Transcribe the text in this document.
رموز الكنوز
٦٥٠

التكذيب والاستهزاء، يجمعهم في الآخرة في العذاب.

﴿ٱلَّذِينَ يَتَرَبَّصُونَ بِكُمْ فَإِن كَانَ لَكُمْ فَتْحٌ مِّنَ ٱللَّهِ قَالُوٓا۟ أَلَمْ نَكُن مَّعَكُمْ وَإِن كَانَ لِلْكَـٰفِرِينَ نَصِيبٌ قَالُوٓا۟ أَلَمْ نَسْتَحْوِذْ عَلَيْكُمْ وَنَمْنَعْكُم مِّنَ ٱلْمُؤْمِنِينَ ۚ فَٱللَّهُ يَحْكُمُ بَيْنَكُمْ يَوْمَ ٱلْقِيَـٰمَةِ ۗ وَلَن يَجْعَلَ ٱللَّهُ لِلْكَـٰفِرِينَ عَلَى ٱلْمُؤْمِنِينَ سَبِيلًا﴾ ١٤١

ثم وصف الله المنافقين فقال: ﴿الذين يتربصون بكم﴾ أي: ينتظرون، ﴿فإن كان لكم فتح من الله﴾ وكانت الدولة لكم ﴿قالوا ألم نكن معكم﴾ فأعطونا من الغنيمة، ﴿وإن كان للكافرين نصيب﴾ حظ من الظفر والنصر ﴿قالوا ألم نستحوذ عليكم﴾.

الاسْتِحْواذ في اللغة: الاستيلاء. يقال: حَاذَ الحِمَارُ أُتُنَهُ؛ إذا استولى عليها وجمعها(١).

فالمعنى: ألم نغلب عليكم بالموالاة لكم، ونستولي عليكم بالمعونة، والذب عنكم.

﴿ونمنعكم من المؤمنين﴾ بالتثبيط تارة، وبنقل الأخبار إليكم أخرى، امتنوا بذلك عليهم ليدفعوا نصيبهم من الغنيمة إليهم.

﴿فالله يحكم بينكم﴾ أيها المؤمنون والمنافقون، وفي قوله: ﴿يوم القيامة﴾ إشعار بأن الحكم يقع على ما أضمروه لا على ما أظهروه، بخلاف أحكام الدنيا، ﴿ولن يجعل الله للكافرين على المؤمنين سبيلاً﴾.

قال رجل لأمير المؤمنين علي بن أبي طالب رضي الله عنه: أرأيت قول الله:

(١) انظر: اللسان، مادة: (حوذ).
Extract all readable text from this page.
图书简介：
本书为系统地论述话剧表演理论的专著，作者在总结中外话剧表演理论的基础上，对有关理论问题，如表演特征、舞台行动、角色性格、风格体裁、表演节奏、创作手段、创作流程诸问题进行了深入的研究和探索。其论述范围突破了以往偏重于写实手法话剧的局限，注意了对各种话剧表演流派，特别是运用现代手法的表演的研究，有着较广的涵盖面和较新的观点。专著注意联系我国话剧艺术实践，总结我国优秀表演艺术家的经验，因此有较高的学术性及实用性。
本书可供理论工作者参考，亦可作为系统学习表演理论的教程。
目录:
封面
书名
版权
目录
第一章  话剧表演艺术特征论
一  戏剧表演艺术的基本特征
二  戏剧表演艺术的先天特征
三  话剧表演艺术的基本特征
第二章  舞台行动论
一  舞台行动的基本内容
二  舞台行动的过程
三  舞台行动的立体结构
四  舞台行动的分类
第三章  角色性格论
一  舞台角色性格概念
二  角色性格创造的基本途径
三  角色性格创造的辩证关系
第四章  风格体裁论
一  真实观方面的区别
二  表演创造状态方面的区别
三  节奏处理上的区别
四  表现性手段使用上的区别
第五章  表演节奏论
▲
▬▬▬▬▬▬
• [Short problem]: Using the exact wording, write out all of the records.

• [Correct output]:
Transcribe the text in this document.
رموز الكنوز
٦٥٠

التكذيب والاستهزاء، يجمعهم في الآخرة في العذاب.

﴿ٱلَّذِينَ يَتَرَبَّصُونَ بِكُمْ فَإِن كَانَ لَكُمْ فَتْحٌ مِّنَ ٱللَّهِ قَالُوٓا۟ أَلَمْ نَكُن مَّعَكُمْ وَإِن كَانَ لِلْكَـٰفِرِينَ نَصِيبٌ قَالُوٓا۟ أَلَمْ نَسْتَحْوِذْ عَلَيْكُمْ وَنَمْنَعْكُم مِّنَ ٱلْمُؤْمِنِينَ ۚ فَٱللَّهُ يَحْكُمُ بَيْنَكُمْ يَوْمَ ٱلْقِيَـٰمَةِ ۗ وَلَن يَجْعَلَ ٱللَّهُ لِلْكَـٰفِرِينَ عَلَى ٱلْمُؤْمِنِينَ سَبِيلًا﴾ ١٤١

ثم وصف الله المنافقين فقال: ﴿الذين يتربصون بكم﴾ أي: ينتظرون، ﴿فإن كان لكم فتح من الله﴾ وكانت الدولة لكم ﴿قالوا ألم نكن معكم﴾ فأعطونا من الغنيمة، ﴿وإن كان للكافرين نصيب﴾ حظ من الظفر والنصر ﴿قالوا ألم نستحوذ عليكم﴾.

الاسْتِحْواذ في اللغة: الاستيلاء. يقال: حَاذَ الحِمَارُ أُتُنَهُ؛ إذا استولى عليها وجمعها(١).

فالمعنى: ألم نغلب عليكم بالموالاة لكم، ونستولي عليكم بالمعونة، والذب عنكم.

﴿ونمنعكم من المؤمنين﴾ بالتثبيط تارة، وبنقل الأخبار إليكم أخرى، امتنوا بذلك عليهم ليدفعوا نصيبهم من الغنيمة إليهم.

﴿فالله يحكم بينكم﴾ أيها المؤمنون والمنافقون، وفي قوله: ﴿يوم القيامة﴾ إشعار بأن الحكم يقع على ما أضمروه لا على ما أظهروه، بخلاف أحكام الدنيا، ﴿ولن يجعل الله للكافرين على المؤمنين سبيلاً﴾.

قال رجل لأمير المؤمنين علي بن أبي طالب رضي الله عنه: أرأيت قول الله:

(١) انظر: اللسان، مادة: (حوذ).
Extract all readable text from this page.
图书简介：
本书为系统地论述话剧表演理论的专著，作者在总结中外话剧表演理论的基础上，对有关理论问题，如表演特征、舞台行动、角色性格、风格体裁、表演节奏、创作手段、创作流程诸问题进行了深入的研究和探索。其论述范围突破了以往偏重于写实手法话剧的局限，注意了对各种话剧表演流派，特别是运用现代手法的表演的研究，有着较广的涵盖面和较新的观点。专著注意联系我国话剧艺术实践，总结我国优秀表演艺术家的经验，因此有较高的学术性及实用性。
本书可供理论工作者参考，亦可作为系统学习表演理论的教程。
目录:
封面
书名
版权
目录
第一章  话剧表演艺术特征论
一  戏剧表演艺术的基本特征
二  戏剧表演艺术的先天特征
三  话剧表演艺术的基本特征
第二章  舞台行动论
一  舞台行动的基本内容
二  舞台行动的过程
三  舞台行动的立体结构
四  舞台行动的分类
第三章  角色性格论
一  舞台角色性格概念
二  角色性格创造的基本途径
三  角色性格创造的辩证关系
第四章  风格体裁论
一  真实观方面的区别
二  表演创造状态方面的区别
三  节奏处理上的区别
四  表现性手段使用上的区别
第五章  表演节奏论
▲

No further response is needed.